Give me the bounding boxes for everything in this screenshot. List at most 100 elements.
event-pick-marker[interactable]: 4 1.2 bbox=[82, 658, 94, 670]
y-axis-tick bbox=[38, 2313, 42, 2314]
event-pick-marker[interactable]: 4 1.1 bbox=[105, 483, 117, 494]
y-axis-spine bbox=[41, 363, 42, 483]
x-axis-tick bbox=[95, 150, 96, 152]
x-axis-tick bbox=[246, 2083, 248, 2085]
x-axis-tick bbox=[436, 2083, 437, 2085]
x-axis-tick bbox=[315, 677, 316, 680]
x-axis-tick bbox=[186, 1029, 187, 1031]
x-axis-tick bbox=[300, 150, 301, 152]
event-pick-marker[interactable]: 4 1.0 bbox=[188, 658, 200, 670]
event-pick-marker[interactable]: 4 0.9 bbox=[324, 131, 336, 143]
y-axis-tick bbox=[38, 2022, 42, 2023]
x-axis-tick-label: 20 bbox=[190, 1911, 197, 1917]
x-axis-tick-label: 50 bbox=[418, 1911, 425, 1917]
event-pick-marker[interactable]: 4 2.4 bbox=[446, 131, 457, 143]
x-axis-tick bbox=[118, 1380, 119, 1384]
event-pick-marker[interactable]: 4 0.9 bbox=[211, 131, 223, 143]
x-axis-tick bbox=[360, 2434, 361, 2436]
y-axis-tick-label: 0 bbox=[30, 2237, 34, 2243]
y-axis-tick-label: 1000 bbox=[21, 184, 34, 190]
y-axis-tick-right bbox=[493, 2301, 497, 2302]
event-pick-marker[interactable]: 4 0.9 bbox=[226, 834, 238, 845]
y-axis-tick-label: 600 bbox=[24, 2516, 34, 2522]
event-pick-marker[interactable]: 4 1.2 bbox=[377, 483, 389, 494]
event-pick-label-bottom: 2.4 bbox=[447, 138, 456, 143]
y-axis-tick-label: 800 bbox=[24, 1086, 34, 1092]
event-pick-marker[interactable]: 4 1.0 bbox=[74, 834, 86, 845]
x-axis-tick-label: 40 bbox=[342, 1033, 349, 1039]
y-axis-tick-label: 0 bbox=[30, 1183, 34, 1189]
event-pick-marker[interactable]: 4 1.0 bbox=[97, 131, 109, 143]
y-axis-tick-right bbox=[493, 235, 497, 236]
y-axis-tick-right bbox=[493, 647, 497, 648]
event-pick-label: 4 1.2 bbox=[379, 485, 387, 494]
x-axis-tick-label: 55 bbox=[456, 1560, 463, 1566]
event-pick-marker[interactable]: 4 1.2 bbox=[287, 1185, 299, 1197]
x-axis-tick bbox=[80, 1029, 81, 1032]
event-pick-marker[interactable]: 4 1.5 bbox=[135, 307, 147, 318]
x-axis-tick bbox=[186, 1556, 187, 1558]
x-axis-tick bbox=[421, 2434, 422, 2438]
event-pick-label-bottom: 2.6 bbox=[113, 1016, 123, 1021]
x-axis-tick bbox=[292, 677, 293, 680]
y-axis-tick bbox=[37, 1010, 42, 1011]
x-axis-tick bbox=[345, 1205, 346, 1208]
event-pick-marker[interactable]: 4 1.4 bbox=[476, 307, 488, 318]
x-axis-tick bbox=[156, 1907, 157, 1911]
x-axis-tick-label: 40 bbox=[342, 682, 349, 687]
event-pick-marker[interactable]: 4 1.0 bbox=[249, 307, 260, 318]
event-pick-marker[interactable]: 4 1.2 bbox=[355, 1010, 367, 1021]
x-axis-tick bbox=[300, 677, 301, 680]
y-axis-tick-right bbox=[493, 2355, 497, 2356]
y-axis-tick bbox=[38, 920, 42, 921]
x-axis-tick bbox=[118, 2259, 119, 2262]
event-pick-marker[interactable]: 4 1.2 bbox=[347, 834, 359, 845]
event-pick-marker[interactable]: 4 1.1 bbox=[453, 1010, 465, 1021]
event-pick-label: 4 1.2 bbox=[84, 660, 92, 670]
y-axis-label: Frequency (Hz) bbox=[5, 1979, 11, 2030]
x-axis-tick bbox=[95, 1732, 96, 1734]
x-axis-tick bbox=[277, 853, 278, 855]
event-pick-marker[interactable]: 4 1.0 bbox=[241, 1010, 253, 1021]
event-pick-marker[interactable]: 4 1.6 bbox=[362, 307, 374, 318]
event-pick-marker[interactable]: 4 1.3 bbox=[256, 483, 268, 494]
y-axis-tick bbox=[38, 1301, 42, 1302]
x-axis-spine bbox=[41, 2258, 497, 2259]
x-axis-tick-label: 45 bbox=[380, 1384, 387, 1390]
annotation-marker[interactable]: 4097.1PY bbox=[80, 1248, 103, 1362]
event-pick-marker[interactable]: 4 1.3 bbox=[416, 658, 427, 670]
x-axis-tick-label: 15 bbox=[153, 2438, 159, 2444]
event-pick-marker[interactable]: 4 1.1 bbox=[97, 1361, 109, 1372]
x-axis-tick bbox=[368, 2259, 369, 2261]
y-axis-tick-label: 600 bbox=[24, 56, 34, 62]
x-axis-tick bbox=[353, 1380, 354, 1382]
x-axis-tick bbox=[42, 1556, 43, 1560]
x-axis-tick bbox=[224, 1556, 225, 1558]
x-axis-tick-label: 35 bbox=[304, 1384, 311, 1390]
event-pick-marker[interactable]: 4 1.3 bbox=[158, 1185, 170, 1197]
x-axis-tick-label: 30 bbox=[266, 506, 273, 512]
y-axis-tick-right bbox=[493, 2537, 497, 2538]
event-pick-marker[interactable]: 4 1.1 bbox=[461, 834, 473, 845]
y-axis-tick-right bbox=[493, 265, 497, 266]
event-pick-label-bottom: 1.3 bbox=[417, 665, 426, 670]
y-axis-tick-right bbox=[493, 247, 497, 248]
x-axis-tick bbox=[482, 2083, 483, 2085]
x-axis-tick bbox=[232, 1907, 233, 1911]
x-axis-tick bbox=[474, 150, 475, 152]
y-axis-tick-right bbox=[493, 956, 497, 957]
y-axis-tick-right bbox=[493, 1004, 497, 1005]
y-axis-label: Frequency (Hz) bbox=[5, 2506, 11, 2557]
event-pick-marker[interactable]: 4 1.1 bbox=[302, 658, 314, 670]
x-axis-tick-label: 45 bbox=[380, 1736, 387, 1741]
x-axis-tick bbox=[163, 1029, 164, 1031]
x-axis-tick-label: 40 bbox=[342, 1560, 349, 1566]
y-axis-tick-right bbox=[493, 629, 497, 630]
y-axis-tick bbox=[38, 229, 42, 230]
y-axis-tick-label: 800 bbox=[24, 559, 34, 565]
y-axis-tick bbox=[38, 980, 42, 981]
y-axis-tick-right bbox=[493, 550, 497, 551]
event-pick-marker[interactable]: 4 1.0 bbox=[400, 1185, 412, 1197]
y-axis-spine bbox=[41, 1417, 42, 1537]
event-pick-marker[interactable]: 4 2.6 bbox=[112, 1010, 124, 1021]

---+---

EXERCISE INSTRUCTIONS:
Rewrite every line of the records with "event-pick-marker" replaced by "phase-pick-marker", keeping everything else unchanged.

FINAL RESULT:
Give me the bounding boxes for everything in this screenshot. List at most 100 elements.
phase-pick-marker[interactable]: 4 1.2 bbox=[82, 658, 94, 670]
y-axis-tick bbox=[38, 2313, 42, 2314]
phase-pick-marker[interactable]: 4 1.1 bbox=[105, 483, 117, 494]
y-axis-spine bbox=[41, 363, 42, 483]
x-axis-tick bbox=[95, 150, 96, 152]
x-axis-tick bbox=[246, 2083, 248, 2085]
x-axis-tick bbox=[436, 2083, 437, 2085]
x-axis-tick bbox=[315, 677, 316, 680]
x-axis-tick bbox=[186, 1029, 187, 1031]
x-axis-tick bbox=[300, 150, 301, 152]
phase-pick-marker[interactable]: 4 1.0 bbox=[188, 658, 200, 670]
phase-pick-marker[interactable]: 4 0.9 bbox=[324, 131, 336, 143]
y-axis-tick bbox=[38, 2022, 42, 2023]
x-axis-tick-label: 20 bbox=[190, 1911, 197, 1917]
x-axis-tick-label: 50 bbox=[418, 1911, 425, 1917]
phase-pick-marker[interactable]: 4 2.4 bbox=[446, 131, 457, 143]
x-axis-tick bbox=[118, 1380, 119, 1384]
phase-pick-marker[interactable]: 4 0.9 bbox=[211, 131, 223, 143]
x-axis-tick bbox=[360, 2434, 361, 2436]
y-axis-tick-label: 0 bbox=[30, 2237, 34, 2243]
y-axis-tick-label: 1000 bbox=[21, 184, 34, 190]
y-axis-tick-right bbox=[493, 2301, 497, 2302]
phase-pick-marker[interactable]: 4 0.9 bbox=[226, 834, 238, 845]
y-axis-tick-label: 600 bbox=[24, 2516, 34, 2522]
phase-pick-marker[interactable]: 4 1.2 bbox=[377, 483, 389, 494]
event-pick-label-bottom: 2.4 bbox=[447, 138, 456, 143]
y-axis-tick-label: 800 bbox=[24, 1086, 34, 1092]
phase-pick-marker[interactable]: 4 1.0 bbox=[74, 834, 86, 845]
x-axis-tick-label: 40 bbox=[342, 1033, 349, 1039]
y-axis-tick-label: 0 bbox=[30, 1183, 34, 1189]
phase-pick-marker[interactable]: 4 1.0 bbox=[97, 131, 109, 143]
y-axis-tick-right bbox=[493, 235, 497, 236]
y-axis-tick-right bbox=[493, 647, 497, 648]
event-pick-label: 4 1.2 bbox=[379, 485, 387, 494]
x-axis-tick-label: 55 bbox=[456, 1560, 463, 1566]
phase-pick-marker[interactable]: 4 1.2 bbox=[287, 1185, 299, 1197]
x-axis-tick bbox=[80, 1029, 81, 1032]
phase-pick-marker[interactable]: 4 1.5 bbox=[135, 307, 147, 318]
x-axis-tick bbox=[186, 1556, 187, 1558]
x-axis-tick bbox=[421, 2434, 422, 2438]
event-pick-label-bottom: 2.6 bbox=[113, 1016, 123, 1021]
x-axis-tick bbox=[292, 677, 293, 680]
y-axis-tick bbox=[37, 1010, 42, 1011]
x-axis-tick bbox=[345, 1205, 346, 1208]
phase-pick-marker[interactable]: 4 1.4 bbox=[476, 307, 488, 318]
x-axis-tick bbox=[156, 1907, 157, 1911]
x-axis-tick-label: 40 bbox=[342, 682, 349, 687]
phase-pick-marker[interactable]: 4 1.0 bbox=[249, 307, 260, 318]
phase-pick-marker[interactable]: 4 1.2 bbox=[355, 1010, 367, 1021]
x-axis-tick bbox=[300, 677, 301, 680]
y-axis-tick-right bbox=[493, 2355, 497, 2356]
y-axis-tick bbox=[38, 920, 42, 921]
x-axis-tick bbox=[118, 2259, 119, 2262]
phase-pick-marker[interactable]: 4 1.2 bbox=[347, 834, 359, 845]
phase-pick-marker[interactable]: 4 1.1 bbox=[453, 1010, 465, 1021]
event-pick-label: 4 1.2 bbox=[84, 660, 92, 670]
y-axis-label: Frequency (Hz) bbox=[5, 1979, 11, 2030]
x-axis-tick bbox=[95, 1732, 96, 1734]
x-axis-tick bbox=[277, 853, 278, 855]
phase-pick-marker[interactable]: 4 1.0 bbox=[241, 1010, 253, 1021]
phase-pick-marker[interactable]: 4 1.6 bbox=[362, 307, 374, 318]
phase-pick-marker[interactable]: 4 1.3 bbox=[256, 483, 268, 494]
y-axis-tick bbox=[38, 1301, 42, 1302]
x-axis-spine bbox=[41, 2258, 497, 2259]
x-axis-tick-label: 45 bbox=[380, 1384, 387, 1390]
annotation-marker[interactable]: 4097.1PY bbox=[80, 1248, 103, 1362]
phase-pick-marker[interactable]: 4 1.3 bbox=[416, 658, 427, 670]
x-axis-tick-label: 15 bbox=[153, 2438, 159, 2444]
phase-pick-marker[interactable]: 4 1.1 bbox=[97, 1361, 109, 1372]
x-axis-tick bbox=[368, 2259, 369, 2261]
y-axis-tick-label: 600 bbox=[24, 56, 34, 62]
x-axis-tick bbox=[353, 1380, 354, 1382]
x-axis-tick bbox=[42, 1556, 43, 1560]
x-axis-tick bbox=[224, 1556, 225, 1558]
x-axis-tick-label: 35 bbox=[304, 1384, 311, 1390]
phase-pick-marker[interactable]: 4 1.3 bbox=[158, 1185, 170, 1197]
x-axis-tick-label: 30 bbox=[266, 506, 273, 512]
y-axis-tick-right bbox=[493, 2537, 497, 2538]
phase-pick-marker[interactable]: 4 1.1 bbox=[461, 834, 473, 845]
y-axis-tick-right bbox=[493, 265, 497, 266]
event-pick-label-bottom: 1.3 bbox=[417, 665, 426, 670]
y-axis-tick-right bbox=[493, 247, 497, 248]
x-axis-tick bbox=[482, 2083, 483, 2085]
x-axis-tick bbox=[232, 1907, 233, 1911]
x-axis-tick bbox=[474, 150, 475, 152]
y-axis-tick-right bbox=[493, 956, 497, 957]
y-axis-tick-right bbox=[493, 1004, 497, 1005]
y-axis-label: Frequency (Hz) bbox=[5, 2506, 11, 2557]
phase-pick-marker[interactable]: 4 1.1 bbox=[302, 658, 314, 670]
x-axis-tick-label: 45 bbox=[380, 1736, 387, 1741]
x-axis-tick bbox=[163, 1029, 164, 1031]
x-axis-tick-label: 40 bbox=[342, 1560, 349, 1566]
y-axis-tick-right bbox=[493, 629, 497, 630]
y-axis-tick bbox=[38, 229, 42, 230]
y-axis-tick-label: 800 bbox=[24, 559, 34, 565]
y-axis-tick bbox=[38, 980, 42, 981]
y-axis-tick-right bbox=[493, 550, 497, 551]
phase-pick-marker[interactable]: 4 1.0 bbox=[400, 1185, 412, 1197]
y-axis-spine bbox=[41, 1417, 42, 1537]
phase-pick-marker[interactable]: 4 2.6 bbox=[112, 1010, 124, 1021]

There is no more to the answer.